* STATED TASK
Copy the data that follows exactly. Include no pictures.

* DATA

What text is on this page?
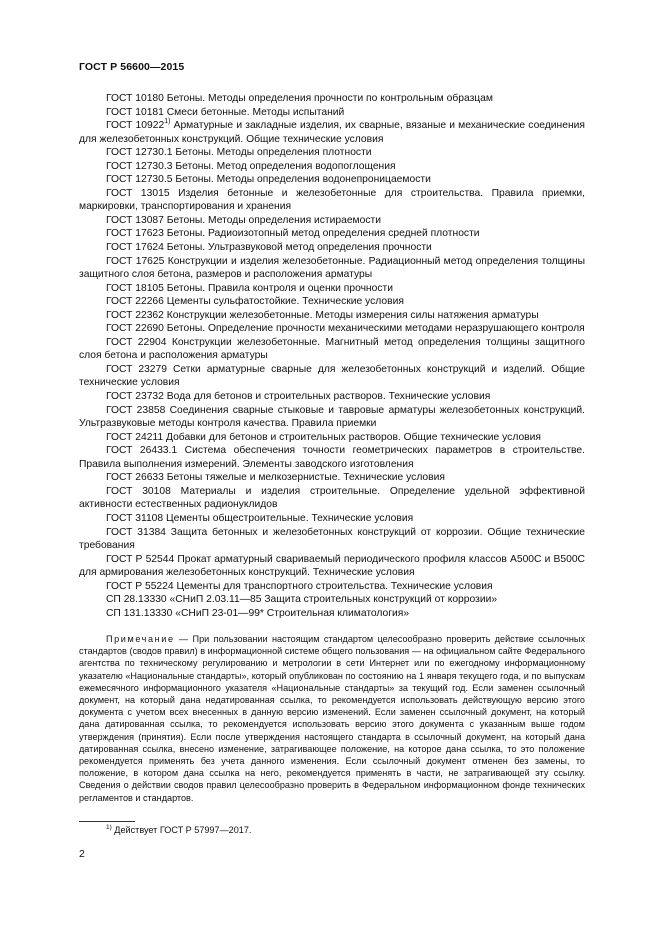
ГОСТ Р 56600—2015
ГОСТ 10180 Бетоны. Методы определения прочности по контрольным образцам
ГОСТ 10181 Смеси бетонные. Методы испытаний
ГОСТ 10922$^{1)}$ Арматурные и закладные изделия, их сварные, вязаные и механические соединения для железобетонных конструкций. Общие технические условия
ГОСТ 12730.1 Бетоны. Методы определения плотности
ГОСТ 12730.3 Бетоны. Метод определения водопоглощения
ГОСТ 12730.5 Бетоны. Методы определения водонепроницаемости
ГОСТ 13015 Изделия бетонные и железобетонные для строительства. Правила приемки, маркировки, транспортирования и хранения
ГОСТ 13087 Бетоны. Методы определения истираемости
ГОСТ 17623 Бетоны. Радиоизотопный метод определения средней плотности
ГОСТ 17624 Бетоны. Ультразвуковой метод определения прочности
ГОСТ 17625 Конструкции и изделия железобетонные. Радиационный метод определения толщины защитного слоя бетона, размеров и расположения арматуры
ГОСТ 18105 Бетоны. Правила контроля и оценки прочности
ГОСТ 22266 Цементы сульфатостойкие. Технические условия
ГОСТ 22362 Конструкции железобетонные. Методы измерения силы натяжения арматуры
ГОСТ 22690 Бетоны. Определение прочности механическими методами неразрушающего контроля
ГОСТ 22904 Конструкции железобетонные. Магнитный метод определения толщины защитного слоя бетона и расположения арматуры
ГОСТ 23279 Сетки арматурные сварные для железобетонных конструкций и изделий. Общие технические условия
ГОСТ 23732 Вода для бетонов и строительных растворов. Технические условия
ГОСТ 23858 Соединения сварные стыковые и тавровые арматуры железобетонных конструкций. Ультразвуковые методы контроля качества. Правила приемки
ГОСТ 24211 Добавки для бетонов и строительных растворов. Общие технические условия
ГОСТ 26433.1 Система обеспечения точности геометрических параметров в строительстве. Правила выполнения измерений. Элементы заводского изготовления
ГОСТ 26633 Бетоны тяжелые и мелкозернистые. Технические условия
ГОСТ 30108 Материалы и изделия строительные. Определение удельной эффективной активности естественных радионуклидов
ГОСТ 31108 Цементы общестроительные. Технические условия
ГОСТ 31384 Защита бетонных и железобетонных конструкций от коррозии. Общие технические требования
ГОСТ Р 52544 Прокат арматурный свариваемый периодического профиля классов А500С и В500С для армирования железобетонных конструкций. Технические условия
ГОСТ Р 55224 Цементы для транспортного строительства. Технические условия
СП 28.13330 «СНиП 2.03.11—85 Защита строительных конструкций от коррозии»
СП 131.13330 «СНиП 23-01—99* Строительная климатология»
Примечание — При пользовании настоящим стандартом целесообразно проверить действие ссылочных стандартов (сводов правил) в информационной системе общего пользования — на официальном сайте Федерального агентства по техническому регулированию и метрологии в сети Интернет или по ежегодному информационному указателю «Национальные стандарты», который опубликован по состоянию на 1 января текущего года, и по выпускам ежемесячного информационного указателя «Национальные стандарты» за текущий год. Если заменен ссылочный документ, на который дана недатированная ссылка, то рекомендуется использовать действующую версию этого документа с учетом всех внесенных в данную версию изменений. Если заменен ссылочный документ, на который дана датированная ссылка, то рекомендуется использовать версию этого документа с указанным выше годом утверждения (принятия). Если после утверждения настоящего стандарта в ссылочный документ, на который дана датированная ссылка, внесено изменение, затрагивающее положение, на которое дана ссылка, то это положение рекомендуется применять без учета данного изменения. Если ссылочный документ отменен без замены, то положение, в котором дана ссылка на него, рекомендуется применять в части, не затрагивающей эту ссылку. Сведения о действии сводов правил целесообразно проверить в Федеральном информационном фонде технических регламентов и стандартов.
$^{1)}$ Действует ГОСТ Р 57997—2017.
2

* EXERCISE SOLUTION
What text is on this page?
ГОСТ Р 56600—2015
ГОСТ 10180 Бетоны. Методы определения прочности по контрольным образцам
ГОСТ 10181 Смеси бетонные. Методы испытаний
ГОСТ 10922$^{1)}$ Арматурные и закладные изделия, их сварные, вязаные и механические соединения для железобетонных конструкций. Общие технические условия
ГОСТ 12730.1 Бетоны. Методы определения плотности
ГОСТ 12730.3 Бетоны. Метод определения водопоглощения
ГОСТ 12730.5 Бетоны. Методы определения водонепроницаемости
ГОСТ 13015 Изделия бетонные и железобетонные для строительства. Правила приемки, маркировки, транспортирования и хранения
ГОСТ 13087 Бетоны. Методы определения истираемости
ГОСТ 17623 Бетоны. Радиоизотопный метод определения средней плотности
ГОСТ 17624 Бетоны. Ультразвуковой метод определения прочности
ГОСТ 17625 Конструкции и изделия железобетонные. Радиационный метод определения толщины защитного слоя бетона, размеров и расположения арматуры
ГОСТ 18105 Бетоны. Правила контроля и оценки прочности
ГОСТ 22266 Цементы сульфатостойкие. Технические условия
ГОСТ 22362 Конструкции железобетонные. Методы измерения силы натяжения арматуры
ГОСТ 22690 Бетоны. Определение прочности механическими методами неразрушающего контроля
ГОСТ 22904 Конструкции железобетонные. Магнитный метод определения толщины защитного слоя бетона и расположения арматуры
ГОСТ 23279 Сетки арматурные сварные для железобетонных конструкций и изделий. Общие технические условия
ГОСТ 23732 Вода для бетонов и строительных растворов. Технические условия
ГОСТ 23858 Соединения сварные стыковые и тавровые арматуры железобетонных конструкций. Ультразвуковые методы контроля качества. Правила приемки
ГОСТ 24211 Добавки для бетонов и строительных растворов. Общие технические условия
ГОСТ 26433.1 Система обеспечения точности геометрических параметров в строительстве. Правила выполнения измерений. Элементы заводского изготовления
ГОСТ 26633 Бетоны тяжелые и мелкозернистые. Технические условия
ГОСТ 30108 Материалы и изделия строительные. Определение удельной эффективной активности естественных радионуклидов
ГОСТ 31108 Цементы общестроительные. Технические условия
ГОСТ 31384 Защита бетонных и железобетонных конструкций от коррозии. Общие технические требования
ГОСТ Р 52544 Прокат арматурный свариваемый периодического профиля классов А500С и В500С для армирования железобетонных конструкций. Технические условия
ГОСТ Р 55224 Цементы для транспортного строительства. Технические условия
СП 28.13330 «СНиП 2.03.11—85 Защита строительных конструкций от коррозии»
СП 131.13330 «СНиП 23-01—99* Строительная климатология»
Примечание — При пользовании настоящим стандартом целесообразно проверить действие ссылочных стандартов (сводов правил) в информационной системе общего пользования — на официальном сайте Федерального агентства по техническому регулированию и метрологии в сети Интернет или по ежегодному информационному указателю «Национальные стандарты», который опубликован по состоянию на 1 января текущего года, и по выпускам ежемесячного информационного указателя «Национальные стандарты» за текущий год. Если заменен ссылочный документ, на который дана недатированная ссылка, то рекомендуется использовать действующую версию этого документа с учетом всех внесенных в данную версию изменений. Если заменен ссылочный документ, на который дана датированная ссылка, то рекомендуется использовать версию этого документа с указанным выше годом утверждения (принятия). Если после утверждения настоящего стандарта в ссылочный документ, на который дана датированная ссылка, внесено изменение, затрагивающее положение, на которое дана ссылка, то это положение рекомендуется применять без учета данного изменения. Если ссылочный документ отменен без замены, то положение, в котором дана ссылка на него, рекомендуется применять в части, не затрагивающей эту ссылку. Сведения о действии сводов правил целесообразно проверить в Федеральном информационном фонде технических регламентов и стандартов.
$^{1)}$ Действует ГОСТ Р 57997—2017.
2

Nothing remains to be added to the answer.